*** RECORDS SHOWN ***

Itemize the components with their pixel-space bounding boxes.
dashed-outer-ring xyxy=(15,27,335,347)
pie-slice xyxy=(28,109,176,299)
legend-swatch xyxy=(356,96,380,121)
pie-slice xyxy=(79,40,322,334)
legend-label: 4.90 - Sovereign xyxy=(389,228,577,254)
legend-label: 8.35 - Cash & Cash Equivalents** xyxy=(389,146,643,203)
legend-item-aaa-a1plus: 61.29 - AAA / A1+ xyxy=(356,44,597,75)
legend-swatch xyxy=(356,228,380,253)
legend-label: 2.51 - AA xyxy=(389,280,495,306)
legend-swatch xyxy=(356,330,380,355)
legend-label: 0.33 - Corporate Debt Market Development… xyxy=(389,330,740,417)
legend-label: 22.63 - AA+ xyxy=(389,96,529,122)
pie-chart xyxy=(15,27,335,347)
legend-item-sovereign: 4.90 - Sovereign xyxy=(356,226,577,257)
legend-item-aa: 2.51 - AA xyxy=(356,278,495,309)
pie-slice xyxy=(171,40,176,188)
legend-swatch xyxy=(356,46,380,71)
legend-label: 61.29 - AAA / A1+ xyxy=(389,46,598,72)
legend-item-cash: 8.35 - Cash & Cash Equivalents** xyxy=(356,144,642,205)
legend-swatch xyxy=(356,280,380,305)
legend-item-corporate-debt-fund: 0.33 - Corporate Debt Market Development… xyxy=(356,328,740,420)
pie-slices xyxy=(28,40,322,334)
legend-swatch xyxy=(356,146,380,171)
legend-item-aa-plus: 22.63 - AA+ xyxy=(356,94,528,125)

***

EXERCISE PROMPT =>
Reproduce the listing above, swapping each occurrence of "legend-swatch" for "legend-marker" and keeping every other line unchanged.

EXERCISE RESPONSE =>
Itemize the components with their pixel-space bounding boxes.
dashed-outer-ring xyxy=(15,27,335,347)
pie-slice xyxy=(28,109,176,299)
legend-marker xyxy=(356,96,380,121)
pie-slice xyxy=(79,40,322,334)
legend-label: 4.90 - Sovereign xyxy=(389,228,577,254)
legend-label: 8.35 - Cash & Cash Equivalents** xyxy=(389,146,643,203)
legend-item-aaa-a1plus: 61.29 - AAA / A1+ xyxy=(356,44,597,75)
legend-marker xyxy=(356,228,380,253)
legend-label: 2.51 - AA xyxy=(389,280,495,306)
legend-marker xyxy=(356,330,380,355)
legend-label: 0.33 - Corporate Debt Market Development… xyxy=(389,330,740,417)
legend-label: 22.63 - AA+ xyxy=(389,96,529,122)
pie-chart xyxy=(15,27,335,347)
legend-item-sovereign: 4.90 - Sovereign xyxy=(356,226,577,257)
legend-item-aa: 2.51 - AA xyxy=(356,278,495,309)
pie-slice xyxy=(171,40,176,188)
legend-marker xyxy=(356,46,380,71)
legend-label: 61.29 - AAA / A1+ xyxy=(389,46,598,72)
legend-item-cash: 8.35 - Cash & Cash Equivalents** xyxy=(356,144,642,205)
legend-marker xyxy=(356,280,380,305)
legend-item-corporate-debt-fund: 0.33 - Corporate Debt Market Development… xyxy=(356,328,740,420)
pie-slices xyxy=(28,40,322,334)
legend-marker xyxy=(356,146,380,171)
legend-item-aa-plus: 22.63 - AA+ xyxy=(356,94,528,125)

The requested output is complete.